Answer these from the Middle-earth text below:
(a) What name did the Elves give Melkor?
(b) Aragorn is the only king in how many years to rule over the restored northern kingdom?
(c) Which city was the capital of Gondor until it was destroyed?

== Text to read ==
◆ ◆ ◆ ◆
It was during this last period that some of the Elves lived among the gods (the Valar and Maiar), not the First Age. Indeed, the First Age came after the creation of the Moon and Sun. It was in the First Age that the Elves were at their most powerful in Middle-earth, but it was also the age in which they suffered the most tragedy, being thoroughly defeated, though not annihilated, by Melkor, whom they called Morgoth. The First Age corresponds to the time that some of these Elves arrived in Middle-earth after they left Valinor and the continent of Aman under the bloodiest and most treacherous of circumstances until the time when Morgoth was defeated by the Host of Valinor after the Elves who came to Middle-earth had lost so much. There is no real sense in which this First Age corresponds to the golden age.
Jared’s illustration of the entropy at work in Middle-earth also does not work. In fact, the line he quotes from Saruman about Théoden being the lesser son of greater sires is demonstrated as false by the progression of the narrative itself, in which Théoden’s deeds make him worthy of his greatest sires, his legacy is redeemed, and his kingdom is thereafter rejuvenated. Likewise, while Gondor had been in a state of decay since the days of the last king, Aragorn’s ascension to the throne renews that kingdom and he even restores the northern kingdom of Arnor, making him the only king in over 3,000 years to rule over such a kingdom. In many other ways, he demonstrates his quality as one who belongs in the company of the Númenórean kings of old rather than in the company of more recent stewards.
The connections he attempts to make between Rome and the cities of Middle-earth that were more glorious and had seven of something (like Rome’s seven hills) does not work either. For one thing, Minas Tirith was not the capital of Gondor for more than half of the Third Age. That distinction belonged to Osgiliath until its destruction. Likewise, Rómenna was not the chief city of Númenor—that distinction belonged to the capital of Armenelos, though one could also list Andunië above it until the later years of the kingdom. There is no connection of seven with Rómenna and even the etymological connection that Jared makes is not there, as Rómenna means “eastwards.” Tolkien did actually have a name for Rome that he used in the earliest version of his tale of the fall of Gondolin, which was Rûm. The terms are similar, but quite distinct. Gondolin was indeed seven-gated and the greatest city of its time in Middle-earth, though it is simplistic to say that it was burned by dragons, since many others were involved, including Balrogs.
Jared refers to the Gondorian pre-meal ritual of looking to the west towards the old Númenor beneath the seas as a demonstration of the respect for the past as superior. If Gondor never improved, this would indeed be evidence of that, but as I have already noted, Aragorn brings unprecedented renewal when he ascends to the throne. It is not simply that things are getting worse and the Gondorians must hold onto nostalgia. It is decidedly more complex, precisely because, like a proper fairy-story, things are not simply worse off at the end. There is a bittersweetness to the eucatastrophe because most of the Elves are leaving Middle-earth, including the greatest of their rulers and much of what is popularly called “magic” goes with them, and Frodo and other ring-bearers like Gandalf (and, eventually, Sam) must also leave. But the Shire is better off, the kingdoms of Dale and Erebor are better off, Rohan is rejuvenated, Mirkwood is purified, the united kingdom of Arnor and Gondor is restored, and Sauron is defeated. These victories are not permanent because the eschaton has not come yet, but the facts of this story’s ending do not demonstrate a constant degradation.
◆ ◆ ◆ ◆
== Data segment ==
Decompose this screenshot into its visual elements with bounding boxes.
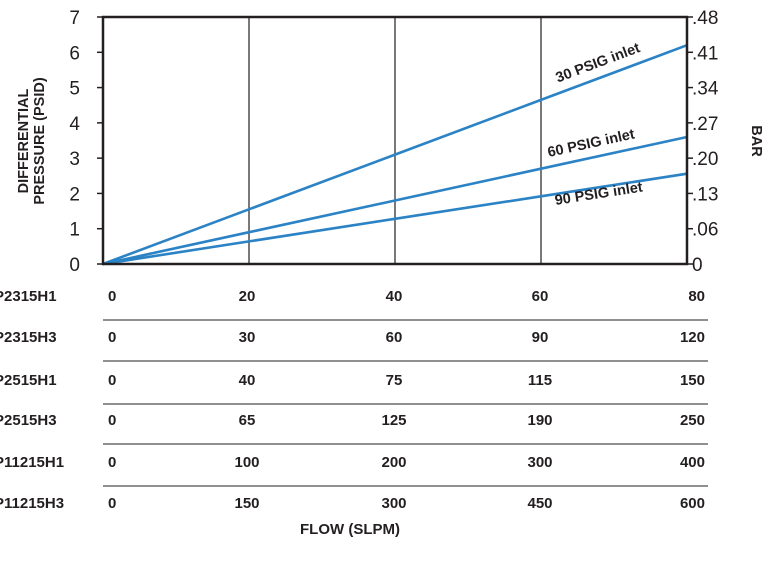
◆ ◆ ◆ ◆
== Answer for this exercise ==
(a) Morgoth
(b) Over 3,000 years
(c) Osgiliath